== RECORDS PROVIDED

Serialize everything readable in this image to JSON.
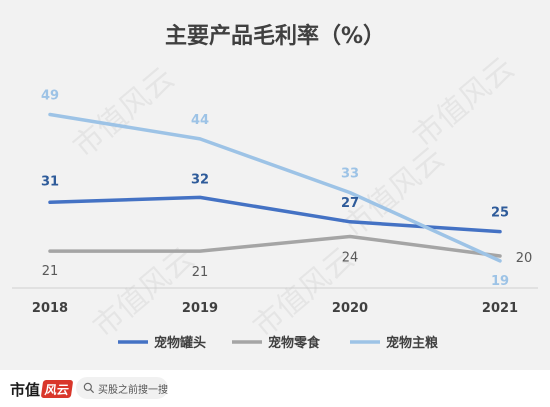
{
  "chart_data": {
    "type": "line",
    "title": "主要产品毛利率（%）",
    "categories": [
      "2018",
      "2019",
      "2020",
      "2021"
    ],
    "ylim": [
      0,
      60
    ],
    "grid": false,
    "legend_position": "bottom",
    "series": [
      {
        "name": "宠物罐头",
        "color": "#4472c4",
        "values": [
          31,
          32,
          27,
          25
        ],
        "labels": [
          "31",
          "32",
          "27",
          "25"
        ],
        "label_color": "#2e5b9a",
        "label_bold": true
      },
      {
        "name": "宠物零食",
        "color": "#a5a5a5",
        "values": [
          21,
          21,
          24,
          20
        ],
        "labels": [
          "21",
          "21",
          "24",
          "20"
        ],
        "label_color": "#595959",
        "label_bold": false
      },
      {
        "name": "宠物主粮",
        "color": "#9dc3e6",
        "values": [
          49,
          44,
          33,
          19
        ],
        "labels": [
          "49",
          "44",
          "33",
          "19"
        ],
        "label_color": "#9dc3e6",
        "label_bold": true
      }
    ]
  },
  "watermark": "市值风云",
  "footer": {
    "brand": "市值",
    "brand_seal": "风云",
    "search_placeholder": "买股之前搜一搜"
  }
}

====

WORK REQUIRED: Exact duplication of all the records is required; pictures are omitted from the copy.

EXERCISE RESPONSE:
Serialize everything readable in this image to JSON.
{
  "chart_data": {
    "type": "line",
    "title": "主要产品毛利率（%）",
    "categories": [
      "2018",
      "2019",
      "2020",
      "2021"
    ],
    "ylim": [
      0,
      60
    ],
    "grid": false,
    "legend_position": "bottom",
    "series": [
      {
        "name": "宠物罐头",
        "color": "#4472c4",
        "values": [
          31,
          32,
          27,
          25
        ],
        "labels": [
          "31",
          "32",
          "27",
          "25"
        ],
        "label_color": "#2e5b9a",
        "label_bold": true
      },
      {
        "name": "宠物零食",
        "color": "#a5a5a5",
        "values": [
          21,
          21,
          24,
          20
        ],
        "labels": [
          "21",
          "21",
          "24",
          "20"
        ],
        "label_color": "#595959",
        "label_bold": false
      },
      {
        "name": "宠物主粮",
        "color": "#9dc3e6",
        "values": [
          49,
          44,
          33,
          19
        ],
        "labels": [
          "49",
          "44",
          "33",
          "19"
        ],
        "label_color": "#9dc3e6",
        "label_bold": true
      }
    ]
  },
  "watermark": "市值风云",
  "footer": {
    "brand": "市值",
    "brand_seal": "风云",
    "search_placeholder": "买股之前搜一搜"
  }
}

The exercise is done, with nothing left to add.